Exercise inputs =
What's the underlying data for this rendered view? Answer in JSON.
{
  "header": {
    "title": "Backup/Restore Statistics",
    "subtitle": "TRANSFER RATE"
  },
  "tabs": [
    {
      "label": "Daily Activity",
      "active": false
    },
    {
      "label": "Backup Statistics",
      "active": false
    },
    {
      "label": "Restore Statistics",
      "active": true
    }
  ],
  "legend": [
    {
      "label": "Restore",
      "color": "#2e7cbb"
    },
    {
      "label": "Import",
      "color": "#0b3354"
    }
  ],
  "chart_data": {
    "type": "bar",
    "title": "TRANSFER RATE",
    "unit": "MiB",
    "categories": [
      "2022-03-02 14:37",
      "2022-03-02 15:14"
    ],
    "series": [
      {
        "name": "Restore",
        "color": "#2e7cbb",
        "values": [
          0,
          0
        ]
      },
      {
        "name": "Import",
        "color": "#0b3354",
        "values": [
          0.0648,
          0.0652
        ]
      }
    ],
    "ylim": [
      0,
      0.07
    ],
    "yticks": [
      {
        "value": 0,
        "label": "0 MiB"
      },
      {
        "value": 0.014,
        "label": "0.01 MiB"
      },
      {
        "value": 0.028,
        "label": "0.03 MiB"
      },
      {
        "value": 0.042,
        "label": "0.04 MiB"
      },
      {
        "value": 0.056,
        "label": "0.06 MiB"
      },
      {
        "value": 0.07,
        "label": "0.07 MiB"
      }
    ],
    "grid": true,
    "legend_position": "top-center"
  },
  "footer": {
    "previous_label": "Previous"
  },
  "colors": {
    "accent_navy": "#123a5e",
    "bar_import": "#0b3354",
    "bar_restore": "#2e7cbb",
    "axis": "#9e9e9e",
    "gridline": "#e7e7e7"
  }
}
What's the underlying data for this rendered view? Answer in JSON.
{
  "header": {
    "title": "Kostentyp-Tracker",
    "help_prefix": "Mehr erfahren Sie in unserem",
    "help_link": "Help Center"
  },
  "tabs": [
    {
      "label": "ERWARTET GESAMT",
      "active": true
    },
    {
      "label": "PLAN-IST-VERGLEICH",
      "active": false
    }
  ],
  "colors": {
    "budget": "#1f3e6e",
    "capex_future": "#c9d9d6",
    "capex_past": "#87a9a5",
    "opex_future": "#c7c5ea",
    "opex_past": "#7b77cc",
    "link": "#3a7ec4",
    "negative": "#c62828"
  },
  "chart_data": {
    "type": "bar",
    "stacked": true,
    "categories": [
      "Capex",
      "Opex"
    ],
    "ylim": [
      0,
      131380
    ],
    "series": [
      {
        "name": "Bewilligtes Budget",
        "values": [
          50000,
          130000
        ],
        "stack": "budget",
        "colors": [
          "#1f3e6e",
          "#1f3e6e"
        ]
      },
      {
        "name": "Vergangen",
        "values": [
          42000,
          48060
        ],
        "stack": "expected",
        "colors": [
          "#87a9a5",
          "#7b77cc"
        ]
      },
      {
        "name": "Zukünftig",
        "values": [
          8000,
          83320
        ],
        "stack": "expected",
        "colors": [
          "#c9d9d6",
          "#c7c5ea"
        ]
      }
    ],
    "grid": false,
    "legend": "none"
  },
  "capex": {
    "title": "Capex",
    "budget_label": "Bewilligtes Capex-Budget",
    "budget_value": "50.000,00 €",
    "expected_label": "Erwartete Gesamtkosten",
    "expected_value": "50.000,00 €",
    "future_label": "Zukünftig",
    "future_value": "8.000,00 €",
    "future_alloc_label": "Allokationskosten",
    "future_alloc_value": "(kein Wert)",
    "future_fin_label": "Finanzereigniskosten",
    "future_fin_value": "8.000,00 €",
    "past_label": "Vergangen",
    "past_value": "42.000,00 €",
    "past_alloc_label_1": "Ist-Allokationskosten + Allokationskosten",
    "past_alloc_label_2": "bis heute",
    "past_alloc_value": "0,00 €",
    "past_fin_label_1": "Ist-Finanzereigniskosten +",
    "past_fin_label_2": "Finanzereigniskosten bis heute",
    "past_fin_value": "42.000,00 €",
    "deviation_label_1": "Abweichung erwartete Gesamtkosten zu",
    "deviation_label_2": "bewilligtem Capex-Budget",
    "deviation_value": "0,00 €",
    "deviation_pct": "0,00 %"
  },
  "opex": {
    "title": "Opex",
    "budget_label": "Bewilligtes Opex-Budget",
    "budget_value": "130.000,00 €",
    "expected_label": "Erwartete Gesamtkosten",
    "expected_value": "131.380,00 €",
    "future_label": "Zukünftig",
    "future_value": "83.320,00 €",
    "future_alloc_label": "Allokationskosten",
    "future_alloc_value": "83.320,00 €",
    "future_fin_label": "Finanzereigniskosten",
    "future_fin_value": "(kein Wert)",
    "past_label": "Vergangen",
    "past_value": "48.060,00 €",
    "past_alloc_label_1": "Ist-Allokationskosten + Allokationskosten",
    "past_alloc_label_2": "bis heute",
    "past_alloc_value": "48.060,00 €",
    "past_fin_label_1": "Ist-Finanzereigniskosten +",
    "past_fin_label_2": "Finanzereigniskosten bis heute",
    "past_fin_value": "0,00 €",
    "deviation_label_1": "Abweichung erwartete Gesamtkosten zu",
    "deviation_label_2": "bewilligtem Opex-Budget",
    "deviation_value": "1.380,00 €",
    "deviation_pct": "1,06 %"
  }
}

Given problem =
Restate each record exactly as written.

Finished answer =
What's the underlying data for this rendered view? Answer in JSON.
{
  "header": {
    "title": "Backup/Restore Statistics",
    "subtitle": "TRANSFER RATE"
  },
  "tabs": [
    {
      "label": "Daily Activity",
      "active": false
    },
    {
      "label": "Backup Statistics",
      "active": false
    },
    {
      "label": "Restore Statistics",
      "active": true
    }
  ],
  "legend": [
    {
      "label": "Restore",
      "color": "#2e7cbb"
    },
    {
      "label": "Import",
      "color": "#0b3354"
    }
  ],
  "chart_data": {
    "type": "bar",
    "title": "TRANSFER RATE",
    "unit": "MiB",
    "categories": [
      "2022-03-02 14:37",
      "2022-03-02 15:14"
    ],
    "series": [
      {
        "name": "Restore",
        "color": "#2e7cbb",
        "values": [
          0,
          0
        ]
      },
      {
        "name": "Import",
        "color": "#0b3354",
        "values": [
          0.0648,
          0.0652
        ]
      }
    ],
    "ylim": [
      0,
      0.07
    ],
    "yticks": [
      {
        "value": 0,
        "label": "0 MiB"
      },
      {
        "value": 0.014,
        "label": "0.01 MiB"
      },
      {
        "value": 0.028,
        "label": "0.03 MiB"
      },
      {
        "value": 0.042,
        "label": "0.04 MiB"
      },
      {
        "value": 0.056,
        "label": "0.06 MiB"
      },
      {
        "value": 0.07,
        "label": "0.07 MiB"
      }
    ],
    "grid": true,
    "legend_position": "top-center"
  },
  "footer": {
    "previous_label": "Previous"
  },
  "colors": {
    "accent_navy": "#123a5e",
    "bar_import": "#0b3354",
    "bar_restore": "#2e7cbb",
    "axis": "#9e9e9e",
    "gridline": "#e7e7e7"
  }
}
What's the underlying data for this rendered view? Answer in JSON.
{
  "header": {
    "title": "Kostentyp-Tracker",
    "help_prefix": "Mehr erfahren Sie in unserem",
    "help_link": "Help Center"
  },
  "tabs": [
    {
      "label": "ERWARTET GESAMT",
      "active": true
    },
    {
      "label": "PLAN-IST-VERGLEICH",
      "active": false
    }
  ],
  "colors": {
    "budget": "#1f3e6e",
    "capex_future": "#c9d9d6",
    "capex_past": "#87a9a5",
    "opex_future": "#c7c5ea",
    "opex_past": "#7b77cc",
    "link": "#3a7ec4",
    "negative": "#c62828"
  },
  "chart_data": {
    "type": "bar",
    "stacked": true,
    "categories": [
      "Capex",
      "Opex"
    ],
    "ylim": [
      0,
      131380
    ],
    "series": [
      {
        "name": "Bewilligtes Budget",
        "values": [
          50000,
          130000
        ],
        "stack": "budget",
        "colors": [
          "#1f3e6e",
          "#1f3e6e"
        ]
      },
      {
        "name": "Vergangen",
        "values": [
          42000,
          48060
        ],
        "stack": "expected",
        "colors": [
          "#87a9a5",
          "#7b77cc"
        ]
      },
      {
        "name": "Zukünftig",
        "values": [
          8000,
          83320
        ],
        "stack": "expected",
        "colors": [
          "#c9d9d6",
          "#c7c5ea"
        ]
      }
    ],
    "grid": false,
    "legend": "none"
  },
  "capex": {
    "title": "Capex",
    "budget_label": "Bewilligtes Capex-Budget",
    "budget_value": "50.000,00 €",
    "expected_label": "Erwartete Gesamtkosten",
    "expected_value": "50.000,00 €",
    "future_label": "Zukünftig",
    "future_value": "8.000,00 €",
    "future_alloc_label": "Allokationskosten",
    "future_alloc_value": "(kein Wert)",
    "future_fin_label": "Finanzereigniskosten",
    "future_fin_value": "8.000,00 €",
    "past_label": "Vergangen",
    "past_value": "42.000,00 €",
    "past_alloc_label_1": "Ist-Allokationskosten + Allokationskosten",
    "past_alloc_label_2": "bis heute",
    "past_alloc_value": "0,00 €",
    "past_fin_label_1": "Ist-Finanzereigniskosten +",
    "past_fin_label_2": "Finanzereigniskosten bis heute",
    "past_fin_value": "42.000,00 €",
    "deviation_label_1": "Abweichung erwartete Gesamtkosten zu",
    "deviation_label_2": "bewilligtem Capex-Budget",
    "deviation_value": "0,00 €",
    "deviation_pct": "0,00 %"
  },
  "opex": {
    "title": "Opex",
    "budget_label": "Bewilligtes Opex-Budget",
    "budget_value": "130.000,00 €",
    "expected_label": "Erwartete Gesamtkosten",
    "expected_value": "131.380,00 €",
    "future_label": "Zukünftig",
    "future_value": "83.320,00 €",
    "future_alloc_label": "Allokationskosten",
    "future_alloc_value": "83.320,00 €",
    "future_fin_label": "Finanzereigniskosten",
    "future_fin_value": "(kein Wert)",
    "past_label": "Vergangen",
    "past_value": "48.060,00 €",
    "past_alloc_label_1": "Ist-Allokationskosten + Allokationskosten",
    "past_alloc_label_2": "bis heute",
    "past_alloc_value": "48.060,00 €",
    "past_fin_label_1": "Ist-Finanzereigniskosten +",
    "past_fin_label_2": "Finanzereigniskosten bis heute",
    "past_fin_value": "0,00 €",
    "deviation_label_1": "Abweichung erwartete Gesamtkosten zu",
    "deviation_label_2": "bewilligtem Opex-Budget",
    "deviation_value": "1.380,00 €",
    "deviation_pct": "1,06 %"
  }
}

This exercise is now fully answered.